Set task | Extract the records below word for word and ignore the images.

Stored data
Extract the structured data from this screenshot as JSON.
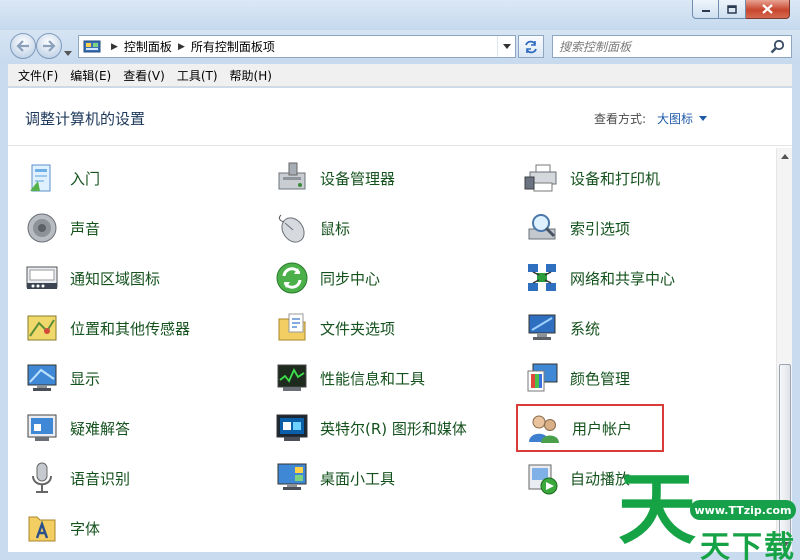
{
  "window": {
    "minimize_icon": "minimize-icon",
    "maximize_icon": "maximize-icon",
    "close_icon": "close-icon"
  },
  "address": {
    "crumbs": [
      "控制面板",
      "所有控制面板项"
    ]
  },
  "search": {
    "placeholder": "搜索控制面板"
  },
  "menu": [
    "文件(F)",
    "编辑(E)",
    "查看(V)",
    "工具(T)",
    "帮助(H)"
  ],
  "header": {
    "title": "调整计算机的设置",
    "view_label": "查看方式:",
    "view_value": "大图标"
  },
  "items": [
    {
      "label": "入门",
      "icon": "getting-started-icon"
    },
    {
      "label": "设备管理器",
      "icon": "device-manager-icon"
    },
    {
      "label": "设备和打印机",
      "icon": "devices-printers-icon"
    },
    {
      "label": "声音",
      "icon": "speaker-icon"
    },
    {
      "label": "鼠标",
      "icon": "mouse-icon"
    },
    {
      "label": "索引选项",
      "icon": "indexing-icon"
    },
    {
      "label": "通知区域图标",
      "icon": "notification-area-icon"
    },
    {
      "label": "同步中心",
      "icon": "sync-center-icon"
    },
    {
      "label": "网络和共享中心",
      "icon": "network-icon"
    },
    {
      "label": "位置和其他传感器",
      "icon": "location-sensors-icon"
    },
    {
      "label": "文件夹选项",
      "icon": "folder-options-icon"
    },
    {
      "label": "系统",
      "icon": "system-icon"
    },
    {
      "label": "显示",
      "icon": "display-icon"
    },
    {
      "label": "性能信息和工具",
      "icon": "performance-icon"
    },
    {
      "label": "颜色管理",
      "icon": "color-management-icon"
    },
    {
      "label": "疑难解答",
      "icon": "troubleshooting-icon"
    },
    {
      "label": "英特尔(R) 图形和媒体",
      "icon": "intel-graphics-icon"
    },
    {
      "label": "用户帐户",
      "icon": "user-accounts-icon",
      "highlighted": true
    },
    {
      "label": "语音识别",
      "icon": "microphone-icon"
    },
    {
      "label": "桌面小工具",
      "icon": "gadgets-icon"
    },
    {
      "label": "自动播放",
      "icon": "autoplay-icon"
    },
    {
      "label": "字体",
      "icon": "fonts-icon"
    }
  ],
  "watermark": {
    "url": "www.TTzip.com",
    "big": "天",
    "small": "天下载"
  },
  "colors": {
    "link_green": "#14521d",
    "highlight_red": "#d93a3a",
    "title_blue": "#1e395b",
    "accent_blue": "#1e5aa8"
  }
}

Result of this task |
Extract the structured data from this screenshot as JSON.
{
  "window": {
    "minimize_icon": "minimize-icon",
    "maximize_icon": "maximize-icon",
    "close_icon": "close-icon"
  },
  "address": {
    "crumbs": [
      "控制面板",
      "所有控制面板项"
    ]
  },
  "search": {
    "placeholder": "搜索控制面板"
  },
  "menu": [
    "文件(F)",
    "编辑(E)",
    "查看(V)",
    "工具(T)",
    "帮助(H)"
  ],
  "header": {
    "title": "调整计算机的设置",
    "view_label": "查看方式:",
    "view_value": "大图标"
  },
  "items": [
    {
      "label": "入门",
      "icon": "getting-started-icon"
    },
    {
      "label": "设备管理器",
      "icon": "device-manager-icon"
    },
    {
      "label": "设备和打印机",
      "icon": "devices-printers-icon"
    },
    {
      "label": "声音",
      "icon": "speaker-icon"
    },
    {
      "label": "鼠标",
      "icon": "mouse-icon"
    },
    {
      "label": "索引选项",
      "icon": "indexing-icon"
    },
    {
      "label": "通知区域图标",
      "icon": "notification-area-icon"
    },
    {
      "label": "同步中心",
      "icon": "sync-center-icon"
    },
    {
      "label": "网络和共享中心",
      "icon": "network-icon"
    },
    {
      "label": "位置和其他传感器",
      "icon": "location-sensors-icon"
    },
    {
      "label": "文件夹选项",
      "icon": "folder-options-icon"
    },
    {
      "label": "系统",
      "icon": "system-icon"
    },
    {
      "label": "显示",
      "icon": "display-icon"
    },
    {
      "label": "性能信息和工具",
      "icon": "performance-icon"
    },
    {
      "label": "颜色管理",
      "icon": "color-management-icon"
    },
    {
      "label": "疑难解答",
      "icon": "troubleshooting-icon"
    },
    {
      "label": "英特尔(R) 图形和媒体",
      "icon": "intel-graphics-icon"
    },
    {
      "label": "用户帐户",
      "icon": "user-accounts-icon",
      "highlighted": true
    },
    {
      "label": "语音识别",
      "icon": "microphone-icon"
    },
    {
      "label": "桌面小工具",
      "icon": "gadgets-icon"
    },
    {
      "label": "自动播放",
      "icon": "autoplay-icon"
    },
    {
      "label": "字体",
      "icon": "fonts-icon"
    }
  ],
  "watermark": {
    "url": "www.TTzip.com",
    "big": "天",
    "small": "天下载"
  },
  "colors": {
    "link_green": "#14521d",
    "highlight_red": "#d93a3a",
    "title_blue": "#1e395b",
    "accent_blue": "#1e5aa8"
  }
}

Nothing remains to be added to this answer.